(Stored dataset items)
>> Start
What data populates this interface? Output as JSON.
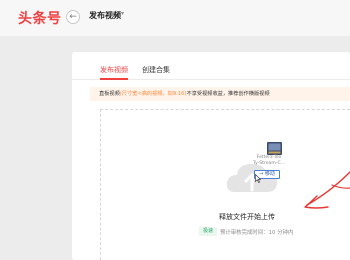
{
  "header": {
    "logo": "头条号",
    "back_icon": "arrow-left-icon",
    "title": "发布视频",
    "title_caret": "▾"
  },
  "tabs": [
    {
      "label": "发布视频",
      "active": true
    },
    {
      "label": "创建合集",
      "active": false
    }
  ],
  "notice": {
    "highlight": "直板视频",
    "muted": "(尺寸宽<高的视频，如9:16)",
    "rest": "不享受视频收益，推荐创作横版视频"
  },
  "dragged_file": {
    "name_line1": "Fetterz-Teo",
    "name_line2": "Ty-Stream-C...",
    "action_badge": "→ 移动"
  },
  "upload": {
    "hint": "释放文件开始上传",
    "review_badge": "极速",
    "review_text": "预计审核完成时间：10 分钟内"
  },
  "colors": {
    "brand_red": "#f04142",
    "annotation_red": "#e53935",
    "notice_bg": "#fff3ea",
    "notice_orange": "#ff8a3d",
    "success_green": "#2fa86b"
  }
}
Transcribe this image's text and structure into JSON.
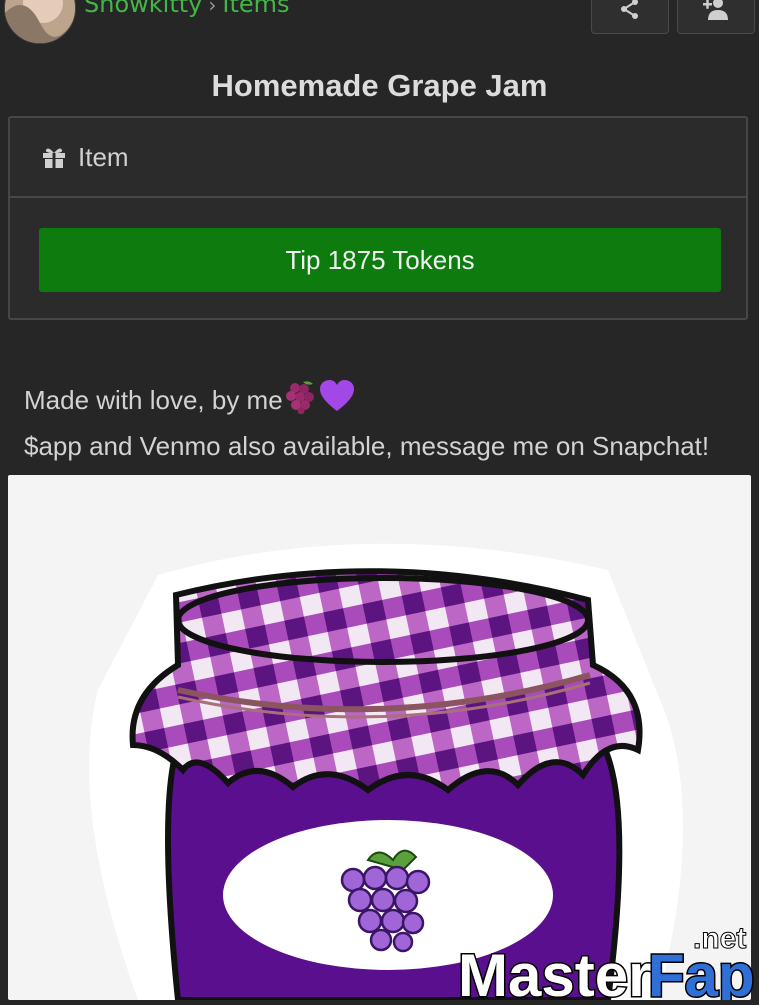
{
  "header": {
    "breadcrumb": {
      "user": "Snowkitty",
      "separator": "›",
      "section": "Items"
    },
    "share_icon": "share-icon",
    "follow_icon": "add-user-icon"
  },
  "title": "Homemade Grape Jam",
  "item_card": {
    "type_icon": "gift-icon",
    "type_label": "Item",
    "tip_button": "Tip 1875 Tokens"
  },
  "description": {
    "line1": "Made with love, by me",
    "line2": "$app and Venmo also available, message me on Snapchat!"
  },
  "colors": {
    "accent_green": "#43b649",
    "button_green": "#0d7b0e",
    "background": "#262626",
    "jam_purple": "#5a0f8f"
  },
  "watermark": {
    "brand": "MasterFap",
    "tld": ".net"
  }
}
>> End
>> Start
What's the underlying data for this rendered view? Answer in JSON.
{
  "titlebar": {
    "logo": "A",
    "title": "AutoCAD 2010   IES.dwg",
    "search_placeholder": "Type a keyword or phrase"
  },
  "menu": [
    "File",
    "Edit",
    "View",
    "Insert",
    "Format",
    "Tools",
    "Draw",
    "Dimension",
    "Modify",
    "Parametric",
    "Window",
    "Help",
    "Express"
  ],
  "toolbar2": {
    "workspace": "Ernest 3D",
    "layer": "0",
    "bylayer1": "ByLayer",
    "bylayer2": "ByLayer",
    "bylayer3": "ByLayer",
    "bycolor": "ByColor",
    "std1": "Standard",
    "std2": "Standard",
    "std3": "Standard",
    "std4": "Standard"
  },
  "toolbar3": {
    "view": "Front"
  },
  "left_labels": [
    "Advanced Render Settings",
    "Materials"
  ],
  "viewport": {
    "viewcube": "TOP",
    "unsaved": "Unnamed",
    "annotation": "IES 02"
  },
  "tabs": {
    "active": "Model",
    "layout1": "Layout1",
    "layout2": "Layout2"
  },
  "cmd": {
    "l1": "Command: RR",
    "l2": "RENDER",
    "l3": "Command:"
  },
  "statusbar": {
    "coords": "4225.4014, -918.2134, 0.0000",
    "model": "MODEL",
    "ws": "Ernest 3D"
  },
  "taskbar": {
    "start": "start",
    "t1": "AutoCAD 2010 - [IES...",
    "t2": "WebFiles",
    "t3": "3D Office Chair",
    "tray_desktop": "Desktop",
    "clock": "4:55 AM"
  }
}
>> End
Return each line with "this".

What data populates this interface? Output as JSON.
Transcribe this image's text and structure into JSON.
What's the underlying data for this rendered view? Answer in JSON.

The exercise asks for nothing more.